What to work on
Output the material below in full, exactly as it is.

Exercise data
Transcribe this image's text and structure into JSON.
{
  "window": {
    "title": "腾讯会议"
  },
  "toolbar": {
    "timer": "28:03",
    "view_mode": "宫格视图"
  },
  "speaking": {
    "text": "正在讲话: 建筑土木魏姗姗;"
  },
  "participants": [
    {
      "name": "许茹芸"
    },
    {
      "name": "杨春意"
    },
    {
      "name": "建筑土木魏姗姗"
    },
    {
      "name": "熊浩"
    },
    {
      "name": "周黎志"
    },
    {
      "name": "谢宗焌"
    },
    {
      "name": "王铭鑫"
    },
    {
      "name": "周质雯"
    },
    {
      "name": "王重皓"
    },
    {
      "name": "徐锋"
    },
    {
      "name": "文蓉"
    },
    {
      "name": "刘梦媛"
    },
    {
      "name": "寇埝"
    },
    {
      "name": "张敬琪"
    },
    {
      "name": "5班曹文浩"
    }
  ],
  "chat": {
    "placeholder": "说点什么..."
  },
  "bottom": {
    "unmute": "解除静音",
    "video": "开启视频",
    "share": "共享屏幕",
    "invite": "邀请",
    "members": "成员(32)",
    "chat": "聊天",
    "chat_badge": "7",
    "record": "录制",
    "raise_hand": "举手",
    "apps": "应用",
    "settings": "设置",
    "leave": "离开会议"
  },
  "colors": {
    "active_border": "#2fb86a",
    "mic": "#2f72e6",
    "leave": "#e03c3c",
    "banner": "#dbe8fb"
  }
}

Answer to this problem
Transcribe this image's text and structure into JSON.
{
  "window": {
    "title": "腾讯会议"
  },
  "toolbar": {
    "timer": "28:03",
    "view_mode": "宫格视图"
  },
  "speaking": {
    "text": "正在讲话: 建筑土木魏姗姗;"
  },
  "participants": [
    {
      "name": "许茹芸"
    },
    {
      "name": "杨春意"
    },
    {
      "name": "建筑土木魏姗姗"
    },
    {
      "name": "熊浩"
    },
    {
      "name": "周黎志"
    },
    {
      "name": "谢宗焌"
    },
    {
      "name": "王铭鑫"
    },
    {
      "name": "周质雯"
    },
    {
      "name": "王重皓"
    },
    {
      "name": "徐锋"
    },
    {
      "name": "文蓉"
    },
    {
      "name": "刘梦媛"
    },
    {
      "name": "寇埝"
    },
    {
      "name": "张敬琪"
    },
    {
      "name": "5班曹文浩"
    }
  ],
  "chat": {
    "placeholder": "说点什么..."
  },
  "bottom": {
    "unmute": "解除静音",
    "video": "开启视频",
    "share": "共享屏幕",
    "invite": "邀请",
    "members": "成员(32)",
    "chat": "聊天",
    "chat_badge": "7",
    "record": "录制",
    "raise_hand": "举手",
    "apps": "应用",
    "settings": "设置",
    "leave": "离开会议"
  },
  "colors": {
    "active_border": "#2fb86a",
    "mic": "#2f72e6",
    "leave": "#e03c3c",
    "banner": "#dbe8fb"
  }
}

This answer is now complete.